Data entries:
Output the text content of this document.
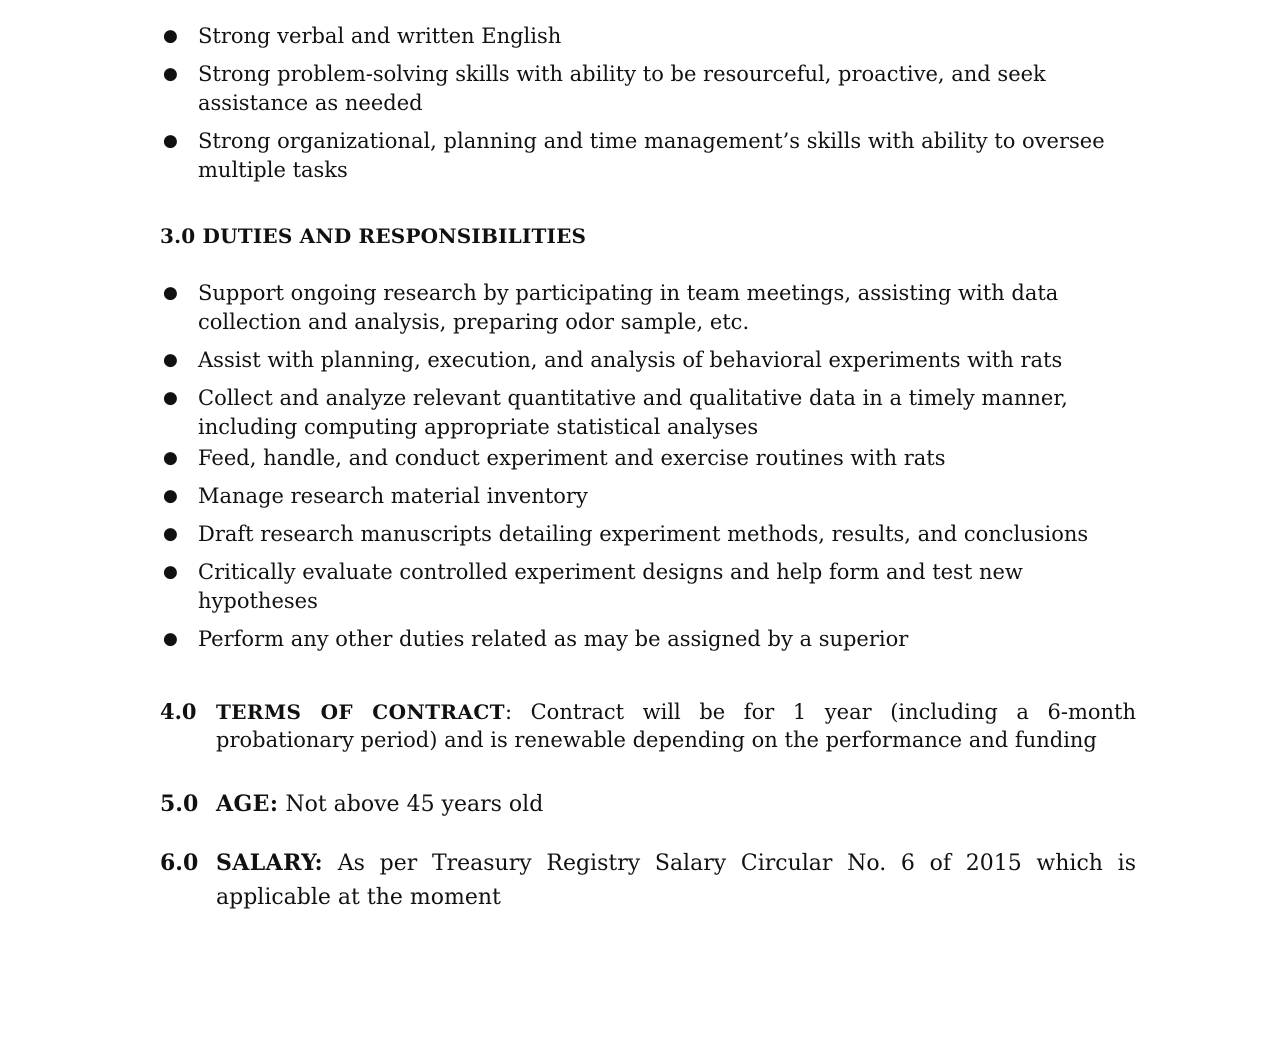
● Strong verbal and written English
● Strong problem-solving skills with ability to be resourceful, proactive, and seek assistance as needed
● Strong organizational, planning and time management’s skills with ability to oversee multiple tasks
3.0 DUTIES AND RESPONSIBILITIES
● Support ongoing research by participating in team meetings, assisting with data collection and analysis, preparing odor sample, etc.
● Assist with planning, execution, and analysis of behavioral experiments with rats
● Collect and analyze relevant quantitative and qualitative data in a timely manner, including computing appropriate statistical analyses
● Feed, handle, and conduct experiment and exercise routines with rats
● Manage research material inventory
● Draft research manuscripts detailing experiment methods, results, and conclusions
● Critically evaluate controlled experiment designs and help form and test new hypotheses
● Perform any other duties related as may be assigned by a superior
4.0 TERMS OF CONTRACT: Contract will be for 1 year (including a 6-month probationary period) and is renewable depending on the performance and funding
5.0 AGE: Not above 45 years old
6.0 SALARY: As per Treasury Registry Salary Circular No. 6 of 2015 which is applicable at the moment
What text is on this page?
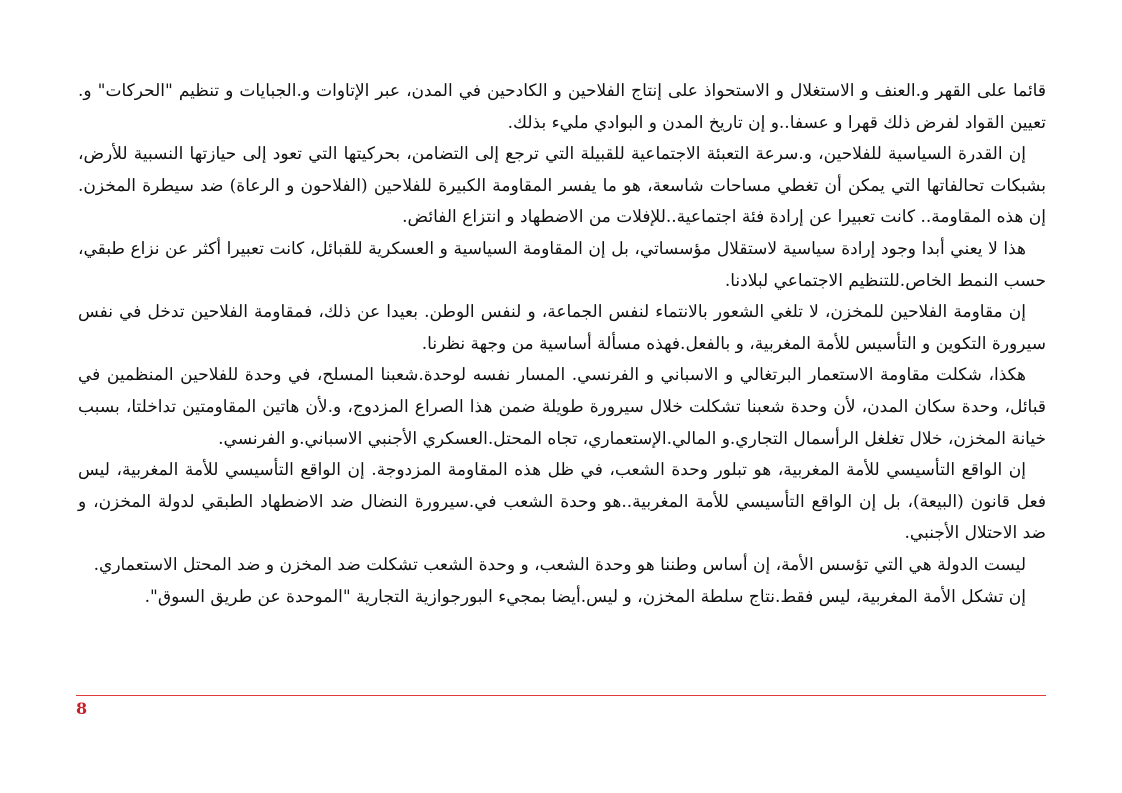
قائما على القهر و.العنف و الاستغلال و الاستحواذ على إنتاج الفلاحين و الكادحين في المدن، عبر الإتاوات و.الجبايات و تنظيم "الحركات" و. تعيين القواد لفرض ذلك قهرا و عسفا..و إن تاريخ المدن و البوادي مليء بذلك.

إن القدرة السياسية للفلاحين، و.سرعة التعبئة الاجتماعية للقبيلة التي ترجع إلى التضامن، بحركيتها التي تعود إلى حيازتها النسبية للأرض، بشبكات تحالفاتها التي يمكن أن تغطي مساحات شاسعة، هو ما يفسر المقاومة الكبيرة للفلاحين (الفلاحون و الرعاة) ضد سيطرة المخزن. إن هذه المقاومة.. كانت تعبيرا عن إرادة فئة اجتماعية..للإفلات من الاضطهاد و انتزاع الفائض.

هذا لا يعني أبدا وجود إرادة سياسية لاستقلال مؤسساتي، بل إن المقاومة السياسية و العسكرية للقبائل، كانت تعبيرا أكثر عن نزاع طبقي، حسب النمط الخاص.للتنظيم الاجتماعي لبلادنا.

إن مقاومة الفلاحين للمخزن، لا تلغي الشعور بالانتماء لنفس الجماعة، و لنفس الوطن. بعيدا عن ذلك، فمقاومة الفلاحين تدخل في نفس سيرورة التكوين و التأسيس للأمة المغربية، و بالفعل.فهذه مسألة أساسية من وجهة نظرنا.

هكذا، شكلت مقاومة الاستعمار البرتغالي و الاسباني و الفرنسي. المسار نفسه لوحدة.شعبنا المسلح، في وحدة للفلاحين المنظمين في قبائل، وحدة سكان المدن، لأن وحدة شعبنا تشكلت خلال سيرورة طويلة ضمن هذا الصراع المزدوج، و.لأن هاتين المقاومتين تداخلتا، بسبب خيانة المخزن، خلال تغلغل الرأسمال التجاري.و المالي.الإستعماري، تجاه المحتل.العسكري الأجنبي الاسباني.و الفرنسي.

إن الواقع التأسيسي للأمة المغربية، هو تبلور وحدة الشعب، في ظل هذه المقاومة المزدوجة. إن الواقع التأسيسي للأمة المغربية، ليس فعل قانون (البيعة)، بل إن الواقع التأسيسي للأمة المغربية..هو وحدة الشعب في.سيرورة النضال ضد الاضطهاد الطبقي لدولة المخزن، و ضد الاحتلال الأجنبي.

ليست الدولة هي التي تؤسس الأمة، إن أساس وطننا هو وحدة الشعب، و وحدة الشعب تشكلت ضد المخزن و ضد المحتل الاستعماري.

إن تشكل الأمة المغربية، ليس فقط.نتاج سلطة المخزن، و ليس.أيضا بمجيء البورجوازية التجارية "الموحدة عن طريق السوق".

8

(What to do): Strip out the images, then output the records above word for word.

(Exercise solution):
Output the text content of this document.
● Strong verbal and written English
● Strong problem-solving skills with ability to be resourceful, proactive, and seek assistance as needed
● Strong organizational, planning and time management’s skills with ability to oversee multiple tasks
3.0 DUTIES AND RESPONSIBILITIES
● Support ongoing research by participating in team meetings, assisting with data collection and analysis, preparing odor sample, etc.
● Assist with planning, execution, and analysis of behavioral experiments with rats
● Collect and analyze relevant quantitative and qualitative data in a timely manner, including computing appropriate statistical analyses
● Feed, handle, and conduct experiment and exercise routines with rats
● Manage research material inventory
● Draft research manuscripts detailing experiment methods, results, and conclusions
● Critically evaluate controlled experiment designs and help form and test new hypotheses
● Perform any other duties related as may be assigned by a superior
4.0 TERMS OF CONTRACT: Contract will be for 1 year (including a 6-month probationary period) and is renewable depending on the performance and funding
5.0 AGE: Not above 45 years old
6.0 SALARY: As per Treasury Registry Salary Circular No. 6 of 2015 which is applicable at the moment
What text is on this page?
قائما على القهر و.العنف و الاستغلال و الاستحواذ على إنتاج الفلاحين و الكادحين في المدن، عبر الإتاوات و.الجبايات و تنظيم "الحركات" و. تعيين القواد لفرض ذلك قهرا و عسفا..و إن تاريخ المدن و البوادي مليء بذلك.

إن القدرة السياسية للفلاحين، و.سرعة التعبئة الاجتماعية للقبيلة التي ترجع إلى التضامن، بحركيتها التي تعود إلى حيازتها النسبية للأرض، بشبكات تحالفاتها التي يمكن أن تغطي مساحات شاسعة، هو ما يفسر المقاومة الكبيرة للفلاحين (الفلاحون و الرعاة) ضد سيطرة المخزن. إن هذه المقاومة.. كانت تعبيرا عن إرادة فئة اجتماعية..للإفلات من الاضطهاد و انتزاع الفائض.

هذا لا يعني أبدا وجود إرادة سياسية لاستقلال مؤسساتي، بل إن المقاومة السياسية و العسكرية للقبائل، كانت تعبيرا أكثر عن نزاع طبقي، حسب النمط الخاص.للتنظيم الاجتماعي لبلادنا.

إن مقاومة الفلاحين للمخزن، لا تلغي الشعور بالانتماء لنفس الجماعة، و لنفس الوطن. بعيدا عن ذلك، فمقاومة الفلاحين تدخل في نفس سيرورة التكوين و التأسيس للأمة المغربية، و بالفعل.فهذه مسألة أساسية من وجهة نظرنا.

هكذا، شكلت مقاومة الاستعمار البرتغالي و الاسباني و الفرنسي. المسار نفسه لوحدة.شعبنا المسلح، في وحدة للفلاحين المنظمين في قبائل، وحدة سكان المدن، لأن وحدة شعبنا تشكلت خلال سيرورة طويلة ضمن هذا الصراع المزدوج، و.لأن هاتين المقاومتين تداخلتا، بسبب خيانة المخزن، خلال تغلغل الرأسمال التجاري.و المالي.الإستعماري، تجاه المحتل.العسكري الأجنبي الاسباني.و الفرنسي.

إن الواقع التأسيسي للأمة المغربية، هو تبلور وحدة الشعب، في ظل هذه المقاومة المزدوجة. إن الواقع التأسيسي للأمة المغربية، ليس فعل قانون (البيعة)، بل إن الواقع التأسيسي للأمة المغربية..هو وحدة الشعب في.سيرورة النضال ضد الاضطهاد الطبقي لدولة المخزن، و ضد الاحتلال الأجنبي.

ليست الدولة هي التي تؤسس الأمة، إن أساس وطننا هو وحدة الشعب، و وحدة الشعب تشكلت ضد المخزن و ضد المحتل الاستعماري.

إن تشكل الأمة المغربية، ليس فقط.نتاج سلطة المخزن، و ليس.أيضا بمجيء البورجوازية التجارية "الموحدة عن طريق السوق".

8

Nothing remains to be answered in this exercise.